_Directions for this task:_
Pictures aside, write out every record exactly as it appears.

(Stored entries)
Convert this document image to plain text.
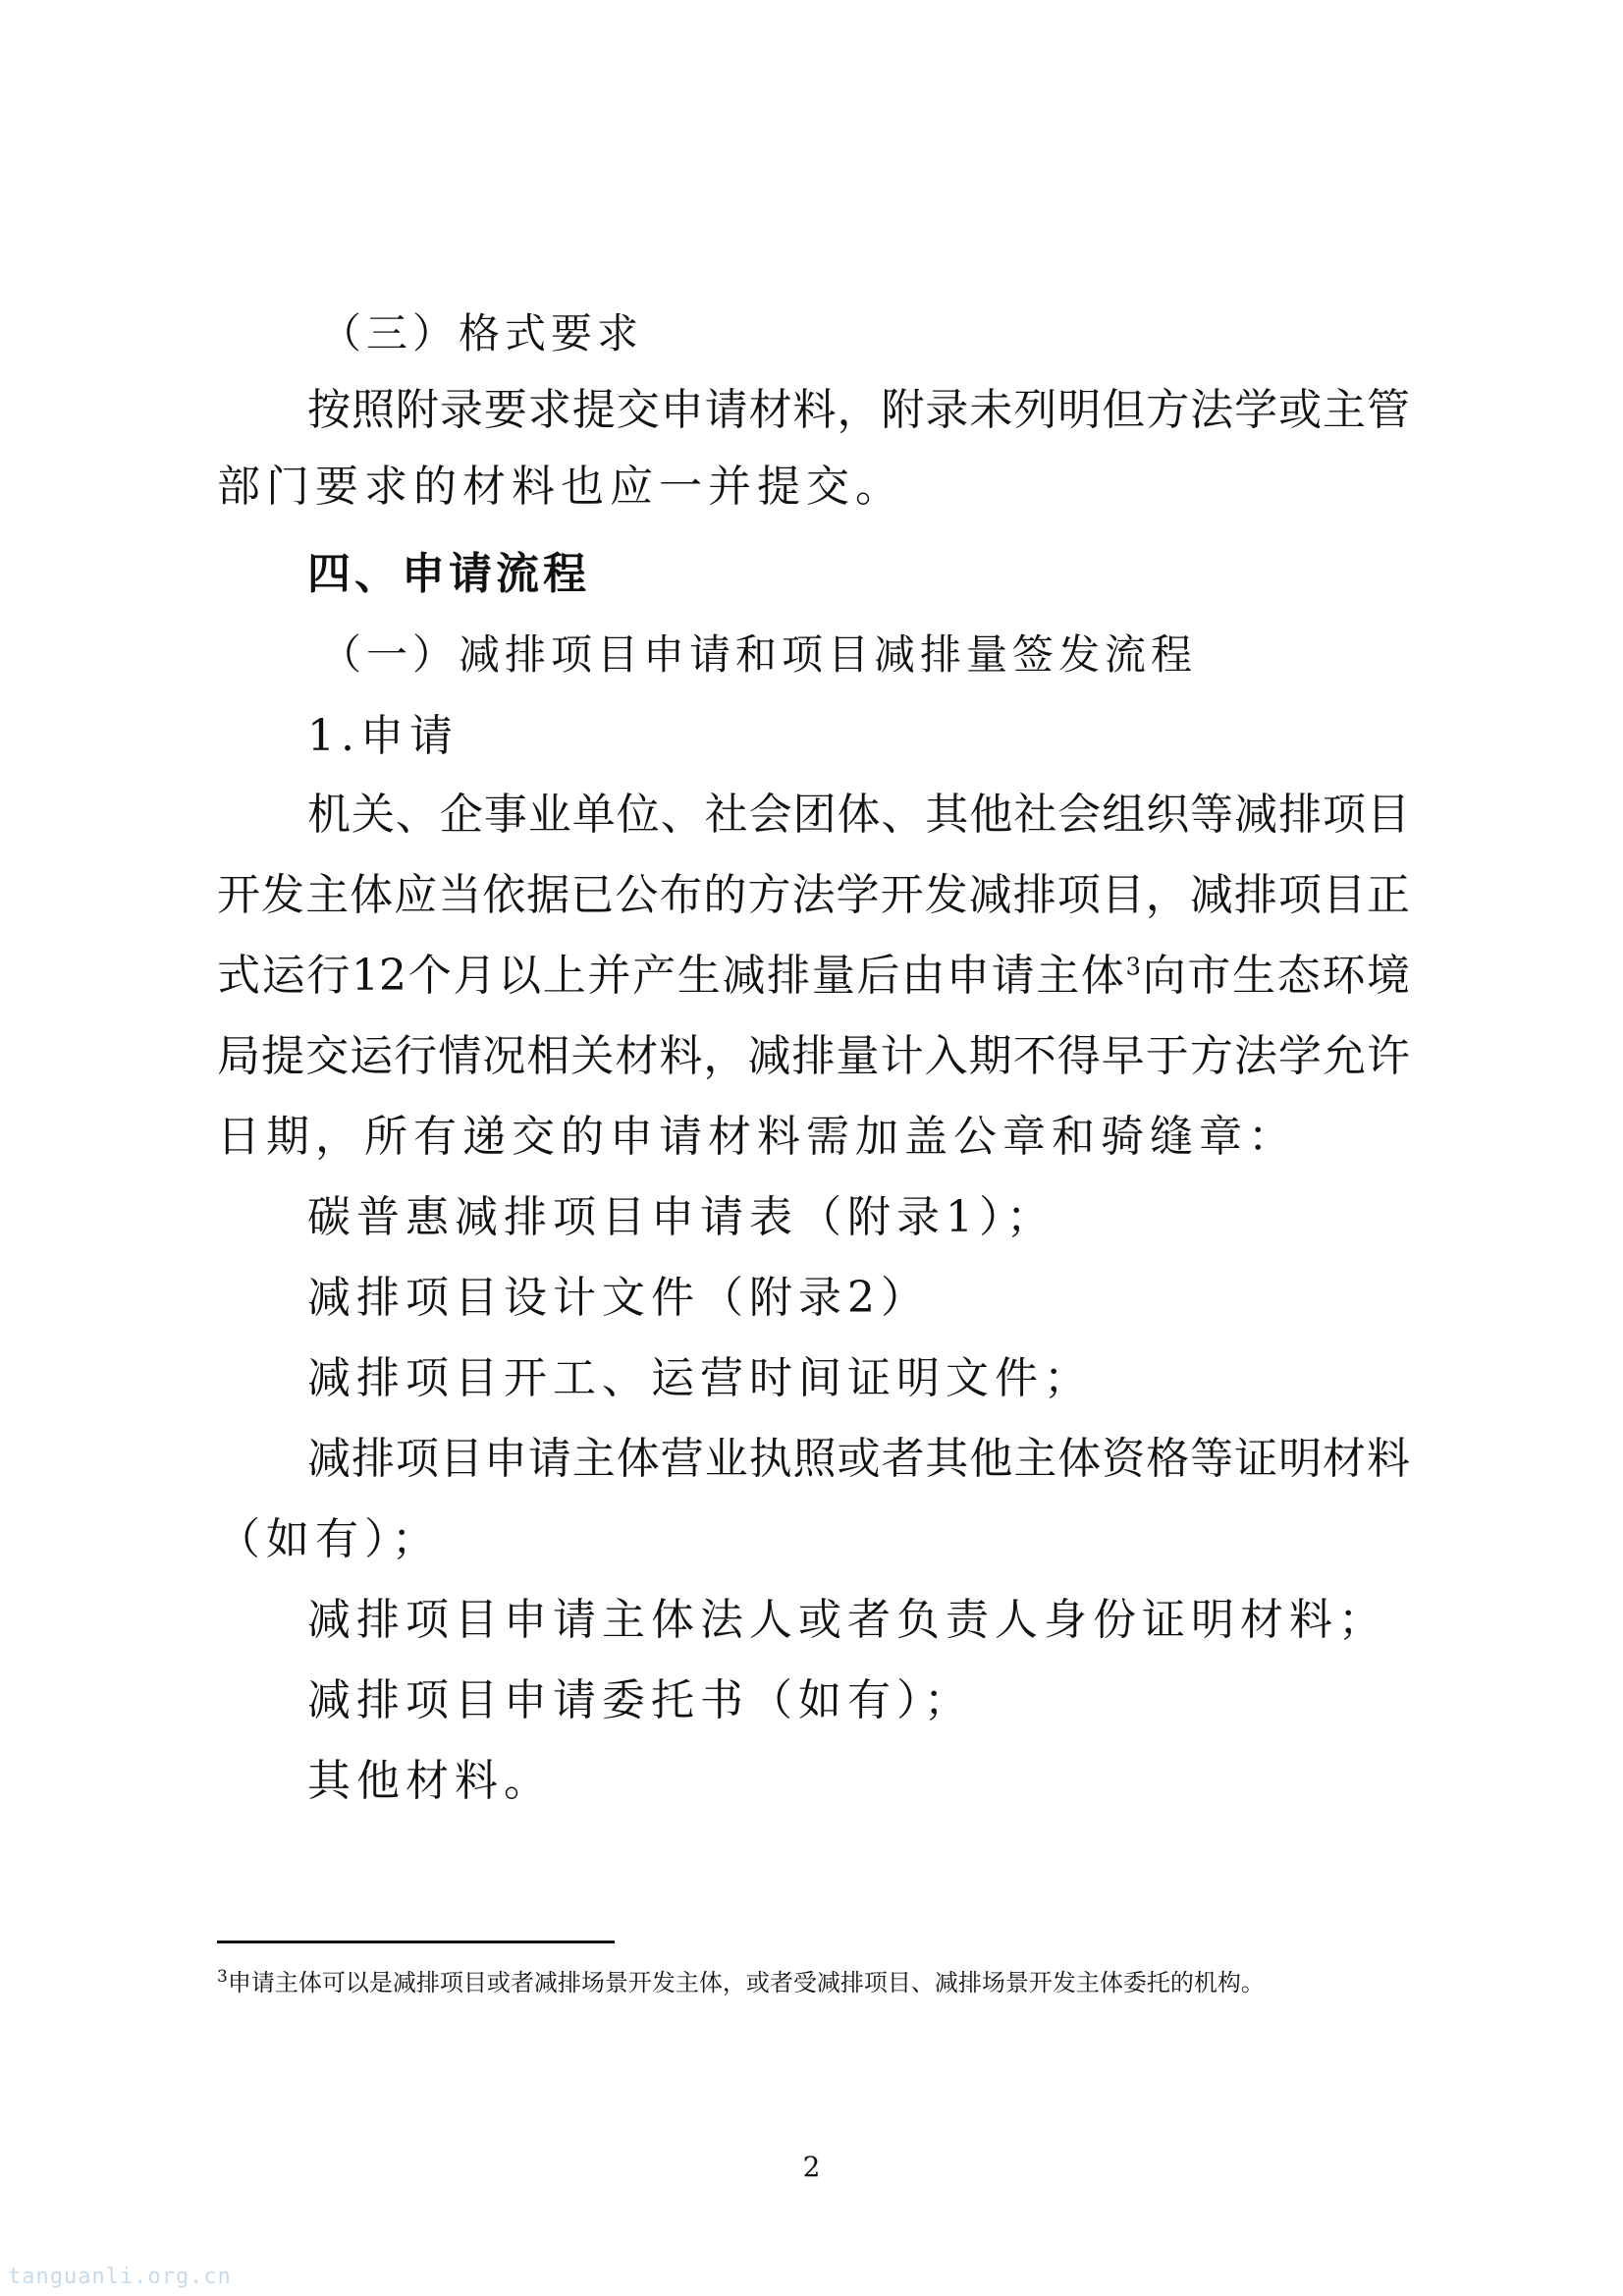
（三）格式要求
按照附录要求提交申请材料，附录未列明但方法学或主管
部门要求的材料也应一并提交。
四、申请流程
（一）减排项目申请和项目减排量签发流程
1.申请
机关、企事业单位、社会团体、其他社会组织等减排项目
开发主体应当依据已公布的方法学开发减排项目，减排项目正
式运行12个月以上并产生减排量后由申请主体$^3$向市生态环境
局提交运行情况相关材料，减排量计入期不得早于方法学允许
日期，所有递交的申请材料需加盖公章和骑缝章：
碳普惠减排项目申请表（附录1）；
减排项目设计文件（附录2）
减排项目开工、运营时间证明文件；
减排项目申请主体营业执照或者其他主体资格等证明材料
（如有）；
减排项目申请主体法人或者负责人身份证明材料；
减排项目申请委托书（如有）；
其他材料。
$^3$申请主体可以是减排项目或者减排场景开发主体，或者受减排项目、减排场景开发主体委托的机构。
2
tanguanli.org.cn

_Response below:_
Convert this document image to plain text.
（三）格式要求
按照附录要求提交申请材料，附录未列明但方法学或主管
部门要求的材料也应一并提交。
四、申请流程
（一）减排项目申请和项目减排量签发流程
1.申请
机关、企事业单位、社会团体、其他社会组织等减排项目
开发主体应当依据已公布的方法学开发减排项目，减排项目正
式运行12个月以上并产生减排量后由申请主体$^3$向市生态环境
局提交运行情况相关材料，减排量计入期不得早于方法学允许
日期，所有递交的申请材料需加盖公章和骑缝章：
碳普惠减排项目申请表（附录1）；
减排项目设计文件（附录2）
减排项目开工、运营时间证明文件；
减排项目申请主体营业执照或者其他主体资格等证明材料
（如有）；
减排项目申请主体法人或者负责人身份证明材料；
减排项目申请委托书（如有）；
其他材料。
$^3$申请主体可以是减排项目或者减排场景开发主体，或者受减排项目、减排场景开发主体委托的机构。
2
tanguanli.org.cn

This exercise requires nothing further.